• [SEGMENTO DO DOCUMENTO]:
Acórdão nº 563-B/2002.L1-7 de Court of Appeal of Lisbon (Portugal), 26 de Junho de 2012
Magistrado Responsável | LUÍS ESPÍRITO SANTO |
Data da Resolução | 26 de Junho de 2012 |
Emissor | Court of Appeal of Lisbon (Portugal) |
Decisão Texto Parcial:
Acordam os Juízes do Tribunal da Relação de Lisboa ( 7ª Secção ).
I – RELATÓRIO.
Requereu D.
inventário por óbito de J. e mulher B.
, falecidos em 25 de Março de 1998 e 25 de Maio de 1998, respectivamente, que eram pai e madrasta do requerente.
Foi nomeada cabeça de casal M.
, a qual prestou juramento e declarações conforme fls. 60 a 61.
Veio a cabeça de casal apresentar a relação de bens de fls. 64, donde constam, como activo, um automóvel, a nua-propriedade de um imóvel e o respectivo recheio e, do lado passivo, o direito de usufruto vitalício sobre o mesmo imóvel em favor de M.
.
Juntou o testamento de fls. 65 a 66, donde consta : “ No dia dezasseis de Fevereiro de mil novecentos setenta e oito, na Secretaria Notarial do Funchal, perante mim ( … ) compareceu B. ( … ) a qual declarou : Que é casada segundo o regime de separação de bens com J. e que não tem descendentes, sendo também falecidos os seus ascendentes.
Assim, lega à sua afilhada M., solteira, consigo residente, todo o recheio ( móveis e utensílios ) que à hora da sua morte existir dentro da sua residência. ( …) “.
Juntou o testamento de fls. 67 a 68, donde consta : “ Aos vinte e nove dias do mês de Julho de mil novecentos e setenta e seis, na Secretaria ( … ) compareceu a outorgante B., ( … ), casada com J. , no regime imperativo de separação de bens, filha de… .
( … ) Disse que faz seu o testamento por forma que segue : Que constitui herdeira universal de todos os seus bens, direitos e acções, sua afilhada M., solteira, maior, com ela residente. ( … ) “.
Juntou o testamento de fls. 69 a 70, donde consta : “ Aos oito do mês de Fevereiro de mil novecentos e noventa e seis, no … Cartório Notarial do Funchal, perante mim ( … ) compareceu J. ( … ) Disse : Que é casado em regime imperativo de separação de bens com B. em segundas núpcias e tem um filho do seu primeiro casamento.
Que revogo qualquer testamento anteriormente feito nomeadamente o que fez em dezanove de Agosto de mil novecentos e setenta e seis, lavrado a folhas noventa e três verso no livro dezassete deste Cartório.

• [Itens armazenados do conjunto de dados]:

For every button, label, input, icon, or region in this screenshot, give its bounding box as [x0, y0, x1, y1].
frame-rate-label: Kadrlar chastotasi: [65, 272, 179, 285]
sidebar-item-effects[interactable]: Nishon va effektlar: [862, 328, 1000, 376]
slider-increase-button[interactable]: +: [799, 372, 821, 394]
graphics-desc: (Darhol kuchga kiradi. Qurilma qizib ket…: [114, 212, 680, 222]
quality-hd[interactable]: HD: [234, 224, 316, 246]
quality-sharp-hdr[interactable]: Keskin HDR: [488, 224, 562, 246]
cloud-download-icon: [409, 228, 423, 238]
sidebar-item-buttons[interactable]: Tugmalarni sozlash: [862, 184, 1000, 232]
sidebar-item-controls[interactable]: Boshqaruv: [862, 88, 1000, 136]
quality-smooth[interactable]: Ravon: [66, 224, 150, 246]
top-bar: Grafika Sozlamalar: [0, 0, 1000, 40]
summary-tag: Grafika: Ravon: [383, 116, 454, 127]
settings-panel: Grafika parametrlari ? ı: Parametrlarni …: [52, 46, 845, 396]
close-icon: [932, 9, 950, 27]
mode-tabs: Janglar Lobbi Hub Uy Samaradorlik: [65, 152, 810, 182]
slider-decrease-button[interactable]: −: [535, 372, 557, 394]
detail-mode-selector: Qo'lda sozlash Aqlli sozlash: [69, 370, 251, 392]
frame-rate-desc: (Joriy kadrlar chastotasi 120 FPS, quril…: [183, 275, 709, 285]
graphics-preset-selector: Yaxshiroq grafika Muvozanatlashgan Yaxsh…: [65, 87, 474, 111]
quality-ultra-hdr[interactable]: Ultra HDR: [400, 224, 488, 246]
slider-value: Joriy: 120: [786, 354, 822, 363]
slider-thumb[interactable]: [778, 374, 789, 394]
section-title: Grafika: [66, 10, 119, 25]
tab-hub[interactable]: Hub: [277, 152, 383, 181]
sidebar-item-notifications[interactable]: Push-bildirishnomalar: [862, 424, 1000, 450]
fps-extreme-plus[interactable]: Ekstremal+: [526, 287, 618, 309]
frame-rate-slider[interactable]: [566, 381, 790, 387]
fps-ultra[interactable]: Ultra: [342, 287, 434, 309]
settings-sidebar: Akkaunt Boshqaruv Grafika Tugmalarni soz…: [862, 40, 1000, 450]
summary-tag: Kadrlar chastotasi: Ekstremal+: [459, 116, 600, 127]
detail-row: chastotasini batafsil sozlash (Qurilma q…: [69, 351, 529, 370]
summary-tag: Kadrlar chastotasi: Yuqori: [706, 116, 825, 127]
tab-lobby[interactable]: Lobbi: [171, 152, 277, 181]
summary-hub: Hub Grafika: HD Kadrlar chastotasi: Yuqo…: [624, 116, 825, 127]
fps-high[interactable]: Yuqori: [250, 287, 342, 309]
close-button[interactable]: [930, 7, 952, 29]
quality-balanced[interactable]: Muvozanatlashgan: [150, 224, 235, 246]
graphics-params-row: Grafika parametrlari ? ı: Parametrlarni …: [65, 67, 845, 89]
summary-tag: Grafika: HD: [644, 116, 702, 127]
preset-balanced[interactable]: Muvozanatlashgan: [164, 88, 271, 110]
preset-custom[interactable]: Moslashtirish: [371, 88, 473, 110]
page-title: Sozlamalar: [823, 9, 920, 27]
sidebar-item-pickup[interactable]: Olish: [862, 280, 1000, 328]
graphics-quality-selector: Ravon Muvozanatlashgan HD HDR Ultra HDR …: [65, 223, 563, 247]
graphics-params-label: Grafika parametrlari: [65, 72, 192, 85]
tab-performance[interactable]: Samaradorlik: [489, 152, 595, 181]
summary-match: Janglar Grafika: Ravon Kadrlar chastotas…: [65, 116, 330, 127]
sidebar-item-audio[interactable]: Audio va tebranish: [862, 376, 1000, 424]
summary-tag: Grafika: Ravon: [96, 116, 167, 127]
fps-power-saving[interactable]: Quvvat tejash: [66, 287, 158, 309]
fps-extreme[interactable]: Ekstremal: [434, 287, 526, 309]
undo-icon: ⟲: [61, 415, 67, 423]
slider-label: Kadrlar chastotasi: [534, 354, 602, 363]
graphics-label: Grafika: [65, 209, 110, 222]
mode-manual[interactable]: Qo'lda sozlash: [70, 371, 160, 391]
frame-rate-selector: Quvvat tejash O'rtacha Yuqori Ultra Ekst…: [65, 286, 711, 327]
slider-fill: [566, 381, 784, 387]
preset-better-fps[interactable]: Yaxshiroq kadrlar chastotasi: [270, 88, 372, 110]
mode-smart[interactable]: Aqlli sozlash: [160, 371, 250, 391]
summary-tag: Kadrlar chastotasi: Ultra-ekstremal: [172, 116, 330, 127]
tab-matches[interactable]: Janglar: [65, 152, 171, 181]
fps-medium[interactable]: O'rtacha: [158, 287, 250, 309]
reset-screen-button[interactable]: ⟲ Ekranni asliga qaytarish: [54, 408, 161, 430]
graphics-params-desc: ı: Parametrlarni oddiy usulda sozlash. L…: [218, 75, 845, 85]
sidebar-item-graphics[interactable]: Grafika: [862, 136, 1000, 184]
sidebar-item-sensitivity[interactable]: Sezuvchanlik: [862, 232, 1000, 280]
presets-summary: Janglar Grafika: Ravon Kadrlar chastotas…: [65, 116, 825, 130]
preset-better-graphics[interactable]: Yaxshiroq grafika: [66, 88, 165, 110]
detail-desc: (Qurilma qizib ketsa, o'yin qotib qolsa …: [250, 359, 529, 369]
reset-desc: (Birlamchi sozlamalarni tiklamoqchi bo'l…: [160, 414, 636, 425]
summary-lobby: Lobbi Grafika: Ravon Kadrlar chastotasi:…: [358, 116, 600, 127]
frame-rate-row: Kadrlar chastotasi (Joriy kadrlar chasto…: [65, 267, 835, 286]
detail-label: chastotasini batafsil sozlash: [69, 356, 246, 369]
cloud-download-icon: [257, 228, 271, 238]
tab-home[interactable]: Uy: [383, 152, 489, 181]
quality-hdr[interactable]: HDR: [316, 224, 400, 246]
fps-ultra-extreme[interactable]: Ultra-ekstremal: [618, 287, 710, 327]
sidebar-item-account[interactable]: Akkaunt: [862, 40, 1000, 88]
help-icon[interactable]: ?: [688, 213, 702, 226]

• [REQUISITOS]:
**A.** Traduza para inglês a seguinte frase do acórdão: "Acordam os Juízes do Tribunal da Relação de Lisboa ( 7ª Secção )."
**B.** Apresente como lista numerada, omitindo as linhas em branco, o trecho dos registos que vai do seu início até à linha que contém "top-bar: Grafika Sozlamalar: [0, 0, 1000, 40]", ambas as extremidades incluídas.

• [SOLUÇÕES POR TAREFA]:
**A.** The Judges of the Lisbon Court of Appeal (7th Section) agree as follows.

**B.**
1. For every button, label, input, icon, or region in this screenshot, give its bounding box as [x0, y0, x1, y1].
2. frame-rate-label: Kadrlar chastotasi: [65, 272, 179, 285]
3. sidebar-item-effects[interactable]: Nishon va effektlar: [862, 328, 1000, 376]
4. slider-increase-button[interactable]: +: [799, 372, 821, 394]
5. graphics-desc: (Darhol kuchga kiradi. Qurilma qizib ket…: [114, 212, 680, 222]
6. quality-hd[interactable]: HD: [234, 224, 316, 246]
7. quality-sharp-hdr[interactable]: Keskin HDR: [488, 224, 562, 246]
8. cloud-download-icon: [409, 228, 423, 238]
9. sidebar-item-buttons[interactable]: Tugmalarni sozlash: [862, 184, 1000, 232]
10. sidebar-item-controls[interactable]: Boshqaruv: [862, 88, 1000, 136]
11. quality-smooth[interactable]: Ravon: [66, 224, 150, 246]
12. top-bar: Grafika Sozlamalar: [0, 0, 1000, 40]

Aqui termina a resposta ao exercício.